- DATA FOR THE TASK:
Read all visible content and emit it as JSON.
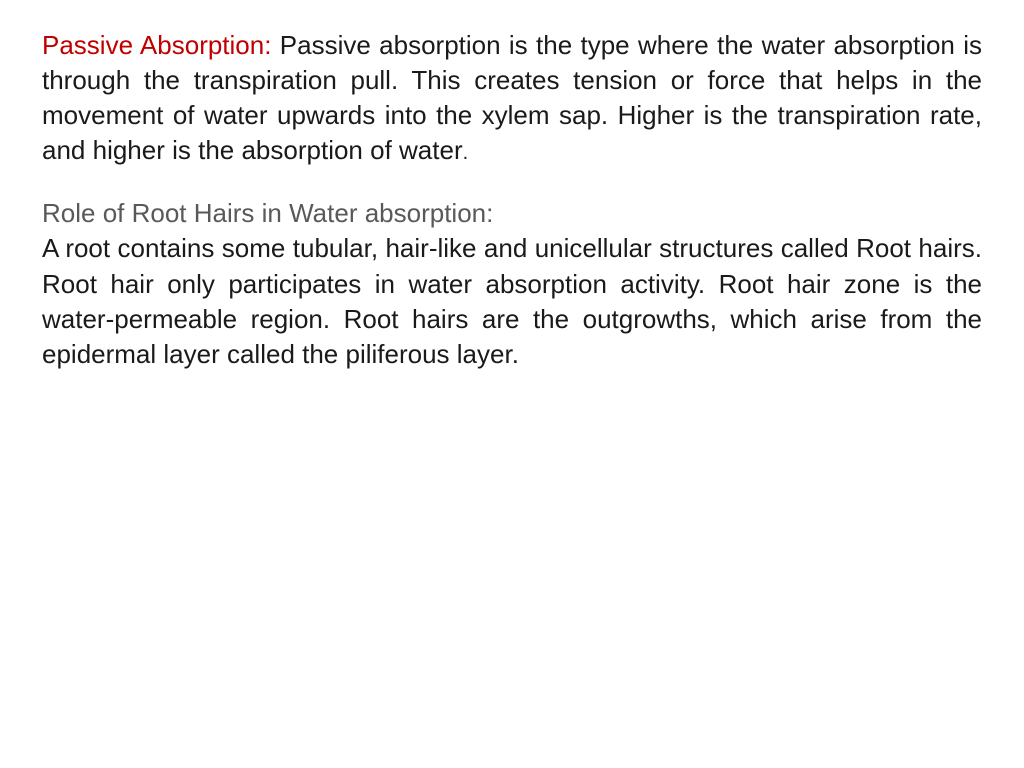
{
  "section1": {
    "title": "Passive Absorption:",
    "body": " Passive absorption is the type where the water absorption is through the transpiration pull. This creates tension or force that helps in the movement of water upwards into the xylem sap. Higher is the transpiration rate, and higher is the absorption of water",
    "period": "."
  },
  "section2": {
    "subtitle": "Role of Root Hairs in Water absorption:",
    "body_part1": "A root contains some tubular, hair-like and unicellular structures called ",
    "emphasis1": "Root hairs",
    "body_part2": ". Root hair only participates in water absorption activity. Root hair zone is the water-permeable region. Root hairs are the outgrowths, which arise from the epidermal layer called the ",
    "emphasis2": "piliferous layer",
    "body_part3": "."
  },
  "colors": {
    "title_red": "#c00000",
    "subtitle_gray": "#595959",
    "body_text": "#1a1a1a",
    "background": "#ffffff"
  },
  "typography": {
    "font_family": "Verdana, Geneva, sans-serif",
    "body_fontsize": 26,
    "line_height": 1.35
  }
}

- PROBLEM DESCRIPTION:
Which lines hold the word "layer"? Copy all of them.

- WRITTEN REPLY:
    "body_part2": ". Root hair only participates in water absorption activity. Root hair zone is the water-permeable region. Root hairs are the outgrowths, which arise from the epidermal layer called the ",
    "emphasis2": "piliferous layer",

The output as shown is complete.